What this task involves: In the listing below, locate the lines that hold "number" and copy them.

** start of Material provided **

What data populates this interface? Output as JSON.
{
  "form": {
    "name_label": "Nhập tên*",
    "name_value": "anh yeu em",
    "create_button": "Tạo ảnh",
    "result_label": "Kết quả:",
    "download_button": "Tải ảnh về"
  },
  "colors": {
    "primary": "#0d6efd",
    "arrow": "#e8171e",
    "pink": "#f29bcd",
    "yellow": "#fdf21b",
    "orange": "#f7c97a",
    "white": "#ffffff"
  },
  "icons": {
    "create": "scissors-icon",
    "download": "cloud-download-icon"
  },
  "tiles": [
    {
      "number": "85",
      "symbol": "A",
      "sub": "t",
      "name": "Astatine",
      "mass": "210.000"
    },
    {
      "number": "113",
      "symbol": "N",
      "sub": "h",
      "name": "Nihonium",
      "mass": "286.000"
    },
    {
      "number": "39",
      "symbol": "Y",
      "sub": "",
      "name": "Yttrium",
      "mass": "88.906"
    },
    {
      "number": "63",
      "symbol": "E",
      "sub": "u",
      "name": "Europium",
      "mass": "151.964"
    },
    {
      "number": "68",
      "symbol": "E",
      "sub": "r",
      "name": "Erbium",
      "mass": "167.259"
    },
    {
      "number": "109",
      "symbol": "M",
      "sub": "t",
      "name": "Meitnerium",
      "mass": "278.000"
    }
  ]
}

** end of Material provided **

Exercise solution:
      "number": "85",
      "number": "113",
      "number": "39",
      "number": "63",
      "number": "68",
      "number": "109",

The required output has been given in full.